Set down every record once more, exactly as given.

····················

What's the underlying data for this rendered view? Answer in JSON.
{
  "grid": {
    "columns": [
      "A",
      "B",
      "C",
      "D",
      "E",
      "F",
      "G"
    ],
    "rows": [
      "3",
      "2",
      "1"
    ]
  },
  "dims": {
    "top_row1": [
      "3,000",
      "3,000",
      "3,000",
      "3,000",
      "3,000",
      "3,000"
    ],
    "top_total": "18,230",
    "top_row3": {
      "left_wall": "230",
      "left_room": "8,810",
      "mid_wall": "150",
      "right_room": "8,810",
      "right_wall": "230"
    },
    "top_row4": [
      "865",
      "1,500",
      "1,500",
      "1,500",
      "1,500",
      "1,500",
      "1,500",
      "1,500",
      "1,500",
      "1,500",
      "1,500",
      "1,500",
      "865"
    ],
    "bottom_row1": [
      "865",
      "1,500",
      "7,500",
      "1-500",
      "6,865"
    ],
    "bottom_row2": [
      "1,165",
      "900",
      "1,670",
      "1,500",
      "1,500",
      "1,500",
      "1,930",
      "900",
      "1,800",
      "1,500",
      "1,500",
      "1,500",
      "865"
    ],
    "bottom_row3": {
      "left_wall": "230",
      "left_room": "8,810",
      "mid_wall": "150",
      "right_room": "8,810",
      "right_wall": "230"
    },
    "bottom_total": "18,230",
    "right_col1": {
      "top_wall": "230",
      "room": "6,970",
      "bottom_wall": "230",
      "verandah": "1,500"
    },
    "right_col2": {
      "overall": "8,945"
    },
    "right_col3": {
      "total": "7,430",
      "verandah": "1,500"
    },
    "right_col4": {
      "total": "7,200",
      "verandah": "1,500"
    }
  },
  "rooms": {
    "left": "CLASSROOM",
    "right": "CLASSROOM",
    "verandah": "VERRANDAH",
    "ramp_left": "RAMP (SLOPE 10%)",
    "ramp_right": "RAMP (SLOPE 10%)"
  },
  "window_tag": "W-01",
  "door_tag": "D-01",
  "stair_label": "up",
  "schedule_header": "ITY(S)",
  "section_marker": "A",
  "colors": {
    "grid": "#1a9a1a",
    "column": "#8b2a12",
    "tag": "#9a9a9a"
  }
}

····················

> **Response for this exercise**:
What's the underlying data for this rendered view? Answer in JSON.
{
  "grid": {
    "columns": [
      "A",
      "B",
      "C",
      "D",
      "E",
      "F",
      "G"
    ],
    "rows": [
      "3",
      "2",
      "1"
    ]
  },
  "dims": {
    "top_row1": [
      "3,000",
      "3,000",
      "3,000",
      "3,000",
      "3,000",
      "3,000"
    ],
    "top_total": "18,230",
    "top_row3": {
      "left_wall": "230",
      "left_room": "8,810",
      "mid_wall": "150",
      "right_room": "8,810",
      "right_wall": "230"
    },
    "top_row4": [
      "865",
      "1,500",
      "1,500",
      "1,500",
      "1,500",
      "1,500",
      "1,500",
      "1,500",
      "1,500",
      "1,500",
      "1,500",
      "1,500",
      "865"
    ],
    "bottom_row1": [
      "865",
      "1,500",
      "7,500",
      "1-500",
      "6,865"
    ],
    "bottom_row2": [
      "1,165",
      "900",
      "1,670",
      "1,500",
      "1,500",
      "1,500",
      "1,930",
      "900",
      "1,800",
      "1,500",
      "1,500",
      "1,500",
      "865"
    ],
    "bottom_row3": {
      "left_wall": "230",
      "left_room": "8,810",
      "mid_wall": "150",
      "right_room": "8,810",
      "right_wall": "230"
    },
    "bottom_total": "18,230",
    "right_col1": {
      "top_wall": "230",
      "room": "6,970",
      "bottom_wall": "230",
      "verandah": "1,500"
    },
    "right_col2": {
      "overall": "8,945"
    },
    "right_col3": {
      "total": "7,430",
      "verandah": "1,500"
    },
    "right_col4": {
      "total": "7,200",
      "verandah": "1,500"
    }
  },
  "rooms": {
    "left": "CLASSROOM",
    "right": "CLASSROOM",
    "verandah": "VERRANDAH",
    "ramp_left": "RAMP (SLOPE 10%)",
    "ramp_right": "RAMP (SLOPE 10%)"
  },
  "window_tag": "W-01",
  "door_tag": "D-01",
  "stair_label": "up",
  "schedule_header": "ITY(S)",
  "section_marker": "A",
  "colors": {
    "grid": "#1a9a1a",
    "column": "#8b2a12",
    "tag": "#9a9a9a"
  }
}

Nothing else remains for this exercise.